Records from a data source
------
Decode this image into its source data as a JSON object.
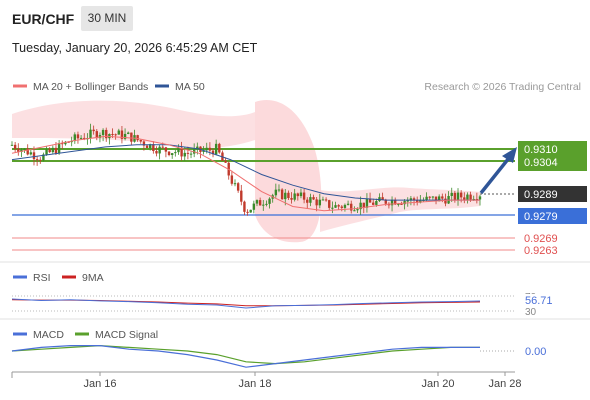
{
  "header": {
    "pair": "EUR/CHF",
    "timeframe": "30 MIN",
    "datetime": "Tuesday, January 20, 2026 6:45:29 AM CET"
  },
  "legend": {
    "ma20_bb": "MA 20 + Bollinger Bands",
    "ma50": "MA 50",
    "credit": "Research © 2026 Trading Central",
    "rsi": "RSI",
    "rsi_ma": "9MA",
    "macd": "MACD",
    "macd_signal": "MACD Signal"
  },
  "colors": {
    "ma20": "#f07070",
    "ma50": "#2f5597",
    "bollinger_fill": "#fbd3d6",
    "resistance": "#5aa02c",
    "support": "#3a6fd8",
    "minor_level": "#f08a8a",
    "current_price": "#333333",
    "arrow": "#2f5597",
    "candle_up": "#3a8a2a",
    "candle_down": "#c0392b",
    "rsi_line": "#4a6fd8",
    "rsi_ma_line": "#cc2222",
    "macd_line": "#4a6fd8",
    "macd_signal_line": "#5aa02c"
  },
  "chart_data": [
    {
      "type": "line",
      "title": "",
      "x_labels": [
        "Jan 16",
        "Jan 18",
        "Jan 20",
        "Jan 28"
      ],
      "ylim": [
        0.9255,
        0.9325
      ],
      "series": [
        {
          "name": "MA 20 + Bollinger Bands",
          "values": [
            0.9308,
            0.9311,
            0.9314,
            0.9316,
            0.9315,
            0.9312,
            0.9308,
            0.93,
            0.929,
            0.9283,
            0.9281,
            0.9282,
            0.9284,
            0.9285,
            0.9286,
            0.9286
          ]
        },
        {
          "name": "MA 50",
          "values": [
            0.9305,
            0.9307,
            0.9309,
            0.9311,
            0.9312,
            0.9312,
            0.931,
            0.9305,
            0.9298,
            0.9293,
            0.9289,
            0.9287,
            0.9286,
            0.9286,
            0.9286,
            0.9286
          ]
        }
      ],
      "levels": [
        {
          "value": 0.931,
          "label": "0.9310",
          "kind": "resistance"
        },
        {
          "value": 0.9304,
          "label": "0.9304",
          "kind": "resistance"
        },
        {
          "value": 0.9289,
          "label": "0.9289",
          "kind": "current"
        },
        {
          "value": 0.9279,
          "label": "0.9279",
          "kind": "support"
        },
        {
          "value": 0.9269,
          "label": "0.9269",
          "kind": "minor"
        },
        {
          "value": 0.9263,
          "label": "0.9263",
          "kind": "minor"
        }
      ],
      "close": [
        0.9312,
        0.9306,
        0.9314,
        0.9318,
        0.9316,
        0.931,
        0.9308,
        0.931,
        0.9281,
        0.9289,
        0.9287,
        0.9283,
        0.9284,
        0.9286,
        0.9286,
        0.9287,
        0.9289
      ]
    },
    {
      "type": "line",
      "title": "",
      "name": "RSI",
      "ylim": [
        30,
        70
      ],
      "ticks": [
        "70",
        "30"
      ],
      "last_value": "56.71",
      "series": [
        {
          "name": "RSI",
          "values": [
            62,
            58,
            60,
            57,
            55,
            52,
            48,
            46,
            38,
            44,
            45,
            47,
            50,
            52,
            54,
            55,
            56.71
          ]
        },
        {
          "name": "9MA",
          "values": [
            60,
            59,
            59,
            58,
            56,
            54,
            51,
            49,
            44,
            44,
            45,
            46,
            48,
            50,
            52,
            53,
            54
          ]
        }
      ]
    },
    {
      "type": "line",
      "title": "",
      "name": "MACD",
      "zero_label": "0.00",
      "series": [
        {
          "name": "MACD",
          "values": [
            0.0,
            0.02,
            0.03,
            0.03,
            0.01,
            0.0,
            -0.02,
            -0.05,
            -0.09,
            -0.07,
            -0.05,
            -0.03,
            -0.01,
            0.01,
            0.02,
            0.02,
            0.02
          ]
        },
        {
          "name": "MACD Signal",
          "values": [
            0.0,
            0.01,
            0.02,
            0.03,
            0.02,
            0.01,
            0.0,
            -0.02,
            -0.06,
            -0.07,
            -0.06,
            -0.04,
            -0.02,
            0.0,
            0.01,
            0.02,
            0.02
          ]
        }
      ]
    }
  ]
}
------
- _Exercise instructions_
Transcribe the whole listing exactly. Pictures stay out of your copy.

- _Answer to the problem_
Decode this image into its source data as a JSON object.
{
  "header": {
    "pair": "EUR/CHF",
    "timeframe": "30 MIN",
    "datetime": "Tuesday, January 20, 2026 6:45:29 AM CET"
  },
  "legend": {
    "ma20_bb": "MA 20 + Bollinger Bands",
    "ma50": "MA 50",
    "credit": "Research © 2026 Trading Central",
    "rsi": "RSI",
    "rsi_ma": "9MA",
    "macd": "MACD",
    "macd_signal": "MACD Signal"
  },
  "colors": {
    "ma20": "#f07070",
    "ma50": "#2f5597",
    "bollinger_fill": "#fbd3d6",
    "resistance": "#5aa02c",
    "support": "#3a6fd8",
    "minor_level": "#f08a8a",
    "current_price": "#333333",
    "arrow": "#2f5597",
    "candle_up": "#3a8a2a",
    "candle_down": "#c0392b",
    "rsi_line": "#4a6fd8",
    "rsi_ma_line": "#cc2222",
    "macd_line": "#4a6fd8",
    "macd_signal_line": "#5aa02c"
  },
  "chart_data": [
    {
      "type": "line",
      "title": "",
      "x_labels": [
        "Jan 16",
        "Jan 18",
        "Jan 20",
        "Jan 28"
      ],
      "ylim": [
        0.9255,
        0.9325
      ],
      "series": [
        {
          "name": "MA 20 + Bollinger Bands",
          "values": [
            0.9308,
            0.9311,
            0.9314,
            0.9316,
            0.9315,
            0.9312,
            0.9308,
            0.93,
            0.929,
            0.9283,
            0.9281,
            0.9282,
            0.9284,
            0.9285,
            0.9286,
            0.9286
          ]
        },
        {
          "name": "MA 50",
          "values": [
            0.9305,
            0.9307,
            0.9309,
            0.9311,
            0.9312,
            0.9312,
            0.931,
            0.9305,
            0.9298,
            0.9293,
            0.9289,
            0.9287,
            0.9286,
            0.9286,
            0.9286,
            0.9286
          ]
        }
      ],
      "levels": [
        {
          "value": 0.931,
          "label": "0.9310",
          "kind": "resistance"
        },
        {
          "value": 0.9304,
          "label": "0.9304",
          "kind": "resistance"
        },
        {
          "value": 0.9289,
          "label": "0.9289",
          "kind": "current"
        },
        {
          "value": 0.9279,
          "label": "0.9279",
          "kind": "support"
        },
        {
          "value": 0.9269,
          "label": "0.9269",
          "kind": "minor"
        },
        {
          "value": 0.9263,
          "label": "0.9263",
          "kind": "minor"
        }
      ],
      "close": [
        0.9312,
        0.9306,
        0.9314,
        0.9318,
        0.9316,
        0.931,
        0.9308,
        0.931,
        0.9281,
        0.9289,
        0.9287,
        0.9283,
        0.9284,
        0.9286,
        0.9286,
        0.9287,
        0.9289
      ]
    },
    {
      "type": "line",
      "title": "",
      "name": "RSI",
      "ylim": [
        30,
        70
      ],
      "ticks": [
        "70",
        "30"
      ],
      "last_value": "56.71",
      "series": [
        {
          "name": "RSI",
          "values": [
            62,
            58,
            60,
            57,
            55,
            52,
            48,
            46,
            38,
            44,
            45,
            47,
            50,
            52,
            54,
            55,
            56.71
          ]
        },
        {
          "name": "9MA",
          "values": [
            60,
            59,
            59,
            58,
            56,
            54,
            51,
            49,
            44,
            44,
            45,
            46,
            48,
            50,
            52,
            53,
            54
          ]
        }
      ]
    },
    {
      "type": "line",
      "title": "",
      "name": "MACD",
      "zero_label": "0.00",
      "series": [
        {
          "name": "MACD",
          "values": [
            0.0,
            0.02,
            0.03,
            0.03,
            0.01,
            0.0,
            -0.02,
            -0.05,
            -0.09,
            -0.07,
            -0.05,
            -0.03,
            -0.01,
            0.01,
            0.02,
            0.02,
            0.02
          ]
        },
        {
          "name": "MACD Signal",
          "values": [
            0.0,
            0.01,
            0.02,
            0.03,
            0.02,
            0.01,
            0.0,
            -0.02,
            -0.06,
            -0.07,
            -0.06,
            -0.04,
            -0.02,
            0.0,
            0.01,
            0.02,
            0.02
          ]
        }
      ]
    }
  ]
}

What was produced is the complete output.